Data items:
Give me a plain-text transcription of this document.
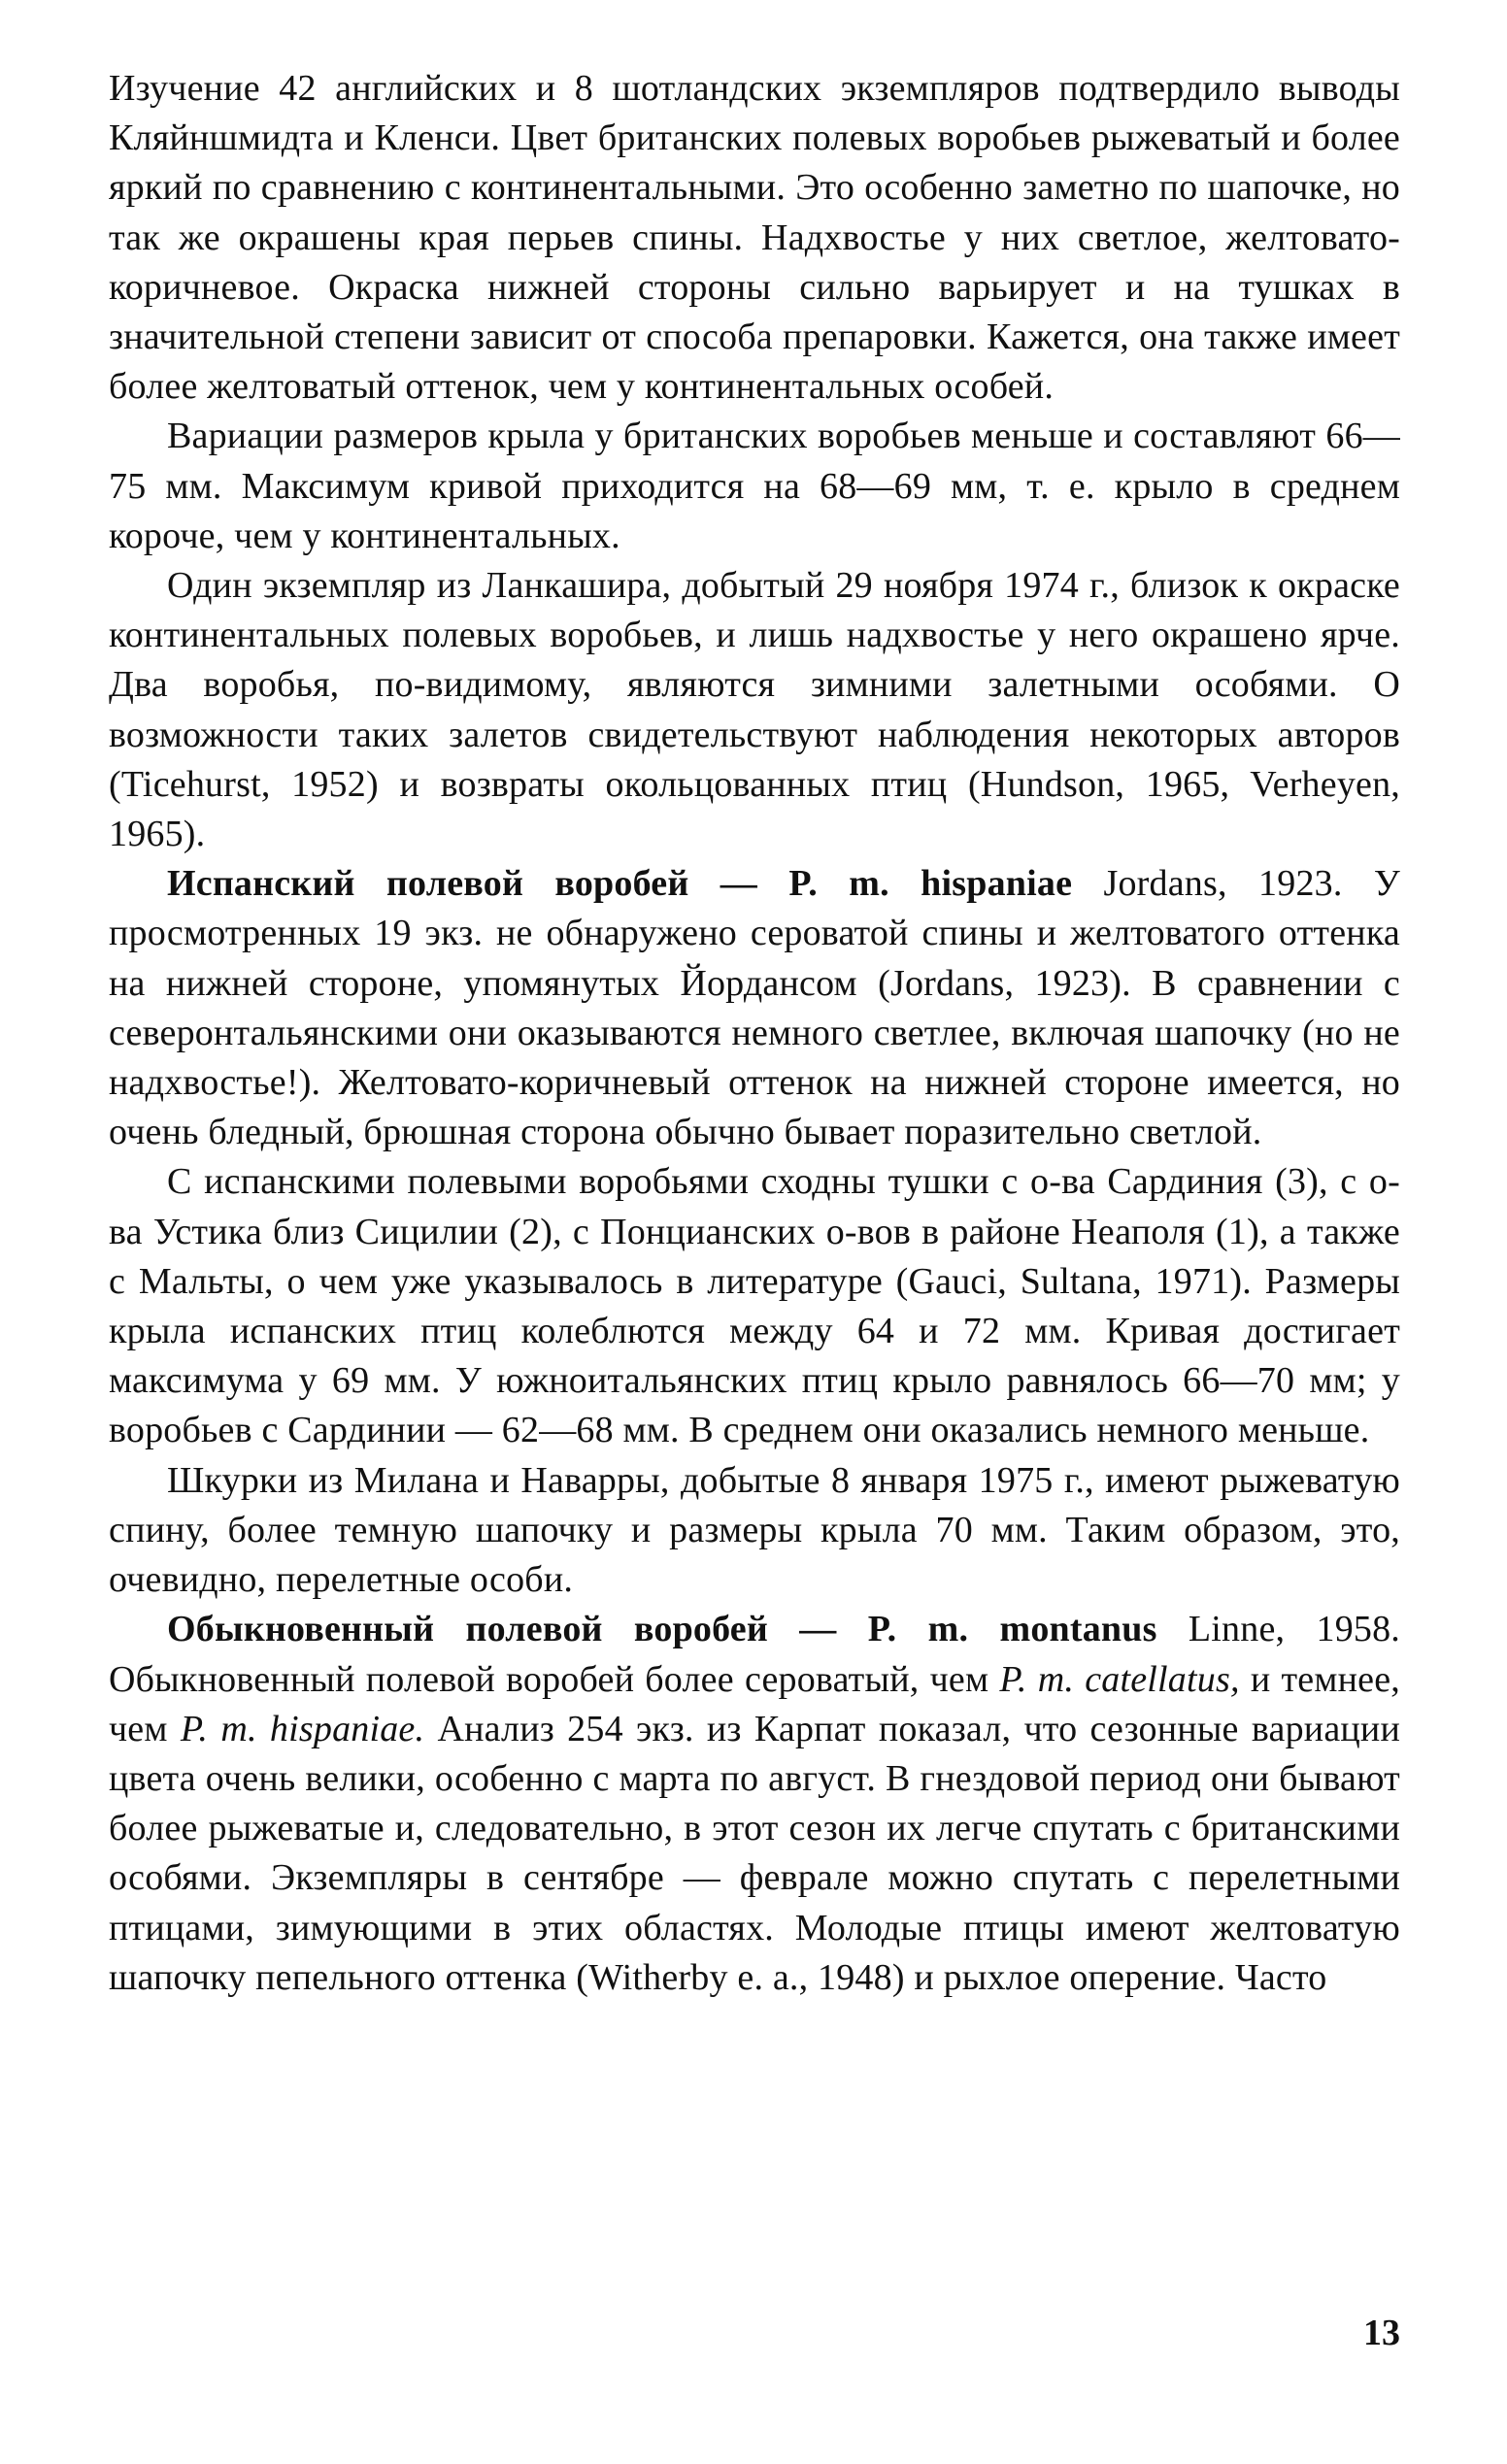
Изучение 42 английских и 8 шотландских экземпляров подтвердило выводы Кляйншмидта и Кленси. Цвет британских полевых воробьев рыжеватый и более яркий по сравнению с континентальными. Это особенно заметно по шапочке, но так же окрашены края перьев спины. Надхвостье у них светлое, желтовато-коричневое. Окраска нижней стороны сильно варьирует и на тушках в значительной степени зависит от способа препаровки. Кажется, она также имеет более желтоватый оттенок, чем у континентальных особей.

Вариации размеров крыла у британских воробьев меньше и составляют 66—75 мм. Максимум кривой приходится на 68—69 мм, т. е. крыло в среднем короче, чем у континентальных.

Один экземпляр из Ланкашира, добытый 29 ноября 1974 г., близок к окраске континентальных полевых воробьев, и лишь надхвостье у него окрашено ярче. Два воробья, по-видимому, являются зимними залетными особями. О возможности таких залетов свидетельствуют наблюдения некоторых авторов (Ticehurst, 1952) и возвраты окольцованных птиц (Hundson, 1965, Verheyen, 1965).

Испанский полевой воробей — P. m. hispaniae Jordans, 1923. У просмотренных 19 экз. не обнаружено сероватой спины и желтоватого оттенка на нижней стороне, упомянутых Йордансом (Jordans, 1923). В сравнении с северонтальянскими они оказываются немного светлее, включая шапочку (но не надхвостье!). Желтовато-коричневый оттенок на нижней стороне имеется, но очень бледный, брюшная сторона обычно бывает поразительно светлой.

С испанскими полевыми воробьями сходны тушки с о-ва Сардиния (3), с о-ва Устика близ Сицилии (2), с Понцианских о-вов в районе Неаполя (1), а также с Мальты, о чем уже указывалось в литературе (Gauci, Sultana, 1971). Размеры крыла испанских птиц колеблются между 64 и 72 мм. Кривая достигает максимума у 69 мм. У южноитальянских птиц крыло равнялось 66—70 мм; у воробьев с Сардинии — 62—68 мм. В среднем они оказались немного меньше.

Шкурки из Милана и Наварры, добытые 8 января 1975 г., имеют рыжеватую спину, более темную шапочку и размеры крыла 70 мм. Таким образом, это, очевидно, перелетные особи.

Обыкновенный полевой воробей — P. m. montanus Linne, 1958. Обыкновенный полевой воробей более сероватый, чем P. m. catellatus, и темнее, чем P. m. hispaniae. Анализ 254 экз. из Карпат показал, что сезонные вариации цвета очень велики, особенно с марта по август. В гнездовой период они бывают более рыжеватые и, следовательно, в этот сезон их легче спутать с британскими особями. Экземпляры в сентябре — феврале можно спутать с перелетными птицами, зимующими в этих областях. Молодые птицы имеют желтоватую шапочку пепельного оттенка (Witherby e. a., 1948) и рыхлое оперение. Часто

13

==

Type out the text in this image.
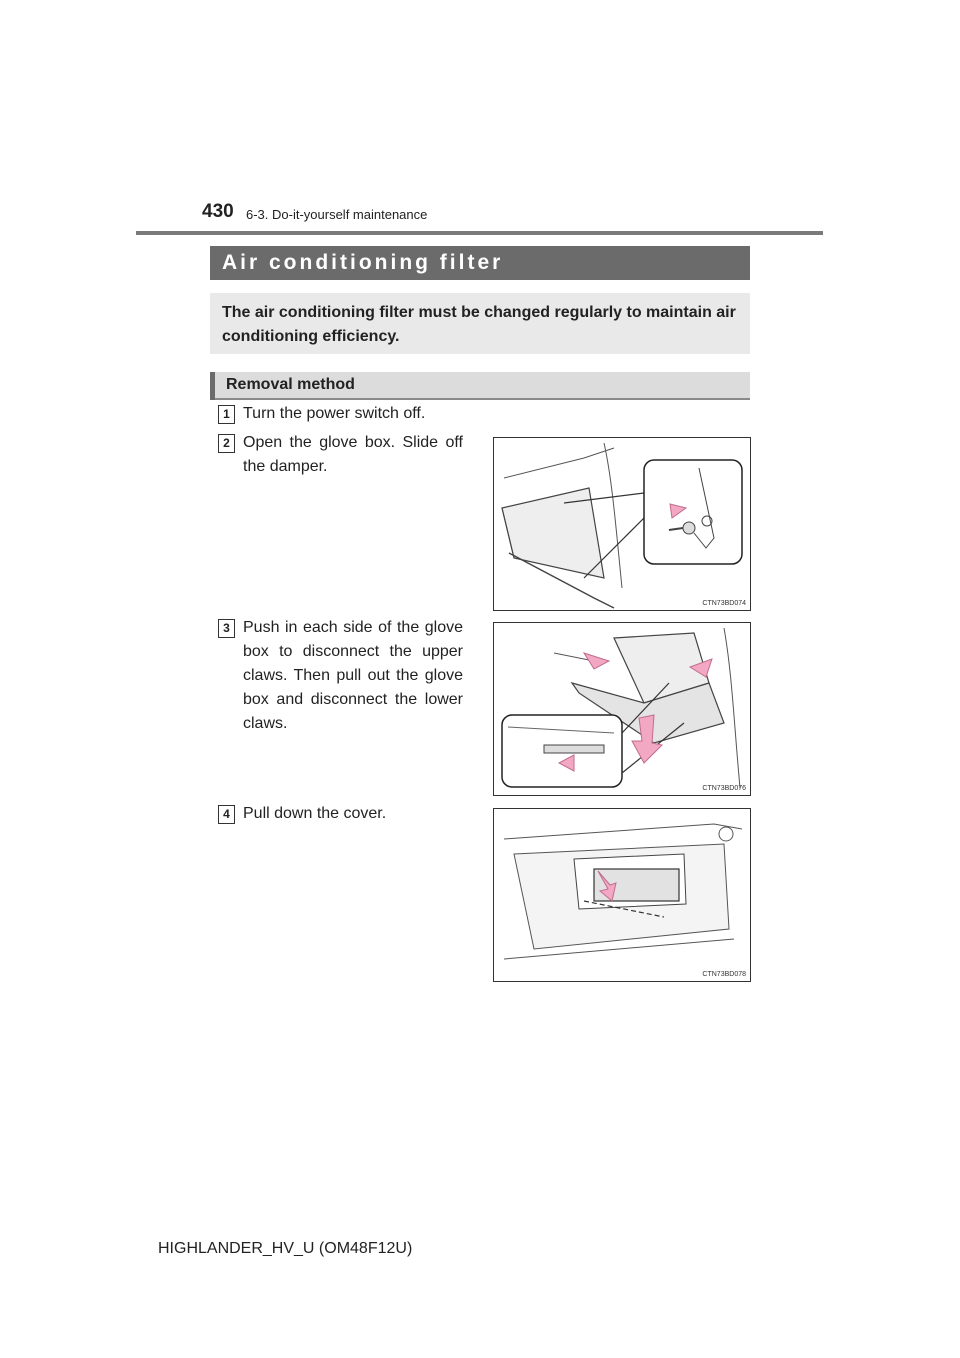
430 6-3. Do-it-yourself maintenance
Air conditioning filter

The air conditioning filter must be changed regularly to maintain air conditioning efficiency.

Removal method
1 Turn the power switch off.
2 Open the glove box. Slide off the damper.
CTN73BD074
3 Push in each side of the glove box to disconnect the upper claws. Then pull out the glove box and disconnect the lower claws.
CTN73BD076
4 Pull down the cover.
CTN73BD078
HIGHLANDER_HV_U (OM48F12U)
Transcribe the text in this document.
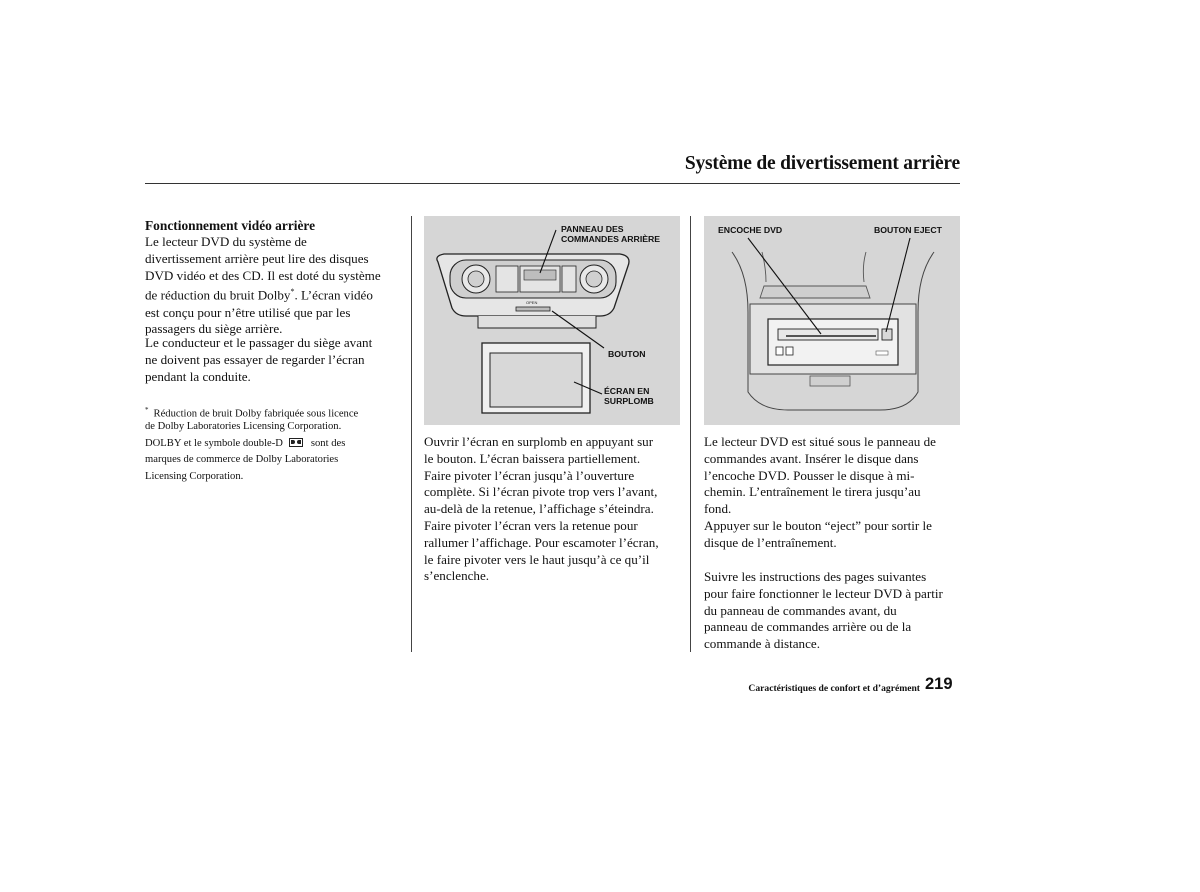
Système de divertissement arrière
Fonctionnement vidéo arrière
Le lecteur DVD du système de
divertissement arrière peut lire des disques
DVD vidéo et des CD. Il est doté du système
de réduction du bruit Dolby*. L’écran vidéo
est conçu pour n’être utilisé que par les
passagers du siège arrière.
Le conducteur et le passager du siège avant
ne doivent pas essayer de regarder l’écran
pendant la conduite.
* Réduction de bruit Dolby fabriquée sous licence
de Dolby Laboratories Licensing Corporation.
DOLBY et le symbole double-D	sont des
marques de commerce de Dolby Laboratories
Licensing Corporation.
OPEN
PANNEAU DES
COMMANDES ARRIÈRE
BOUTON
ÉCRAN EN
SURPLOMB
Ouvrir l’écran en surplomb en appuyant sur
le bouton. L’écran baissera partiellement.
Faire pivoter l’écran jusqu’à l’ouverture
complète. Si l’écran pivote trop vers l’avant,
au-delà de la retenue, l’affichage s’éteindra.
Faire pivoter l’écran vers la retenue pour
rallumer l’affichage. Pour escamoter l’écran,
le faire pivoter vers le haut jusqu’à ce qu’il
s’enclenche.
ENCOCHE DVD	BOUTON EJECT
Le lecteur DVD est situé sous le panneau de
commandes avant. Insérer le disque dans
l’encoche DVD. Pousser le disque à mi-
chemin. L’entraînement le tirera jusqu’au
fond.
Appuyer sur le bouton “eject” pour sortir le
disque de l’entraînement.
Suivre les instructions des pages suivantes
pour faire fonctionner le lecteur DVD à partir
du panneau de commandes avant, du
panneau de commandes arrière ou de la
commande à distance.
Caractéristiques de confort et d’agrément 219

(TASK STATEMENT)
Check each line of these records for the string "avant" and state only how many lines have it.

(SOLUTION FOR THIS TASK)
4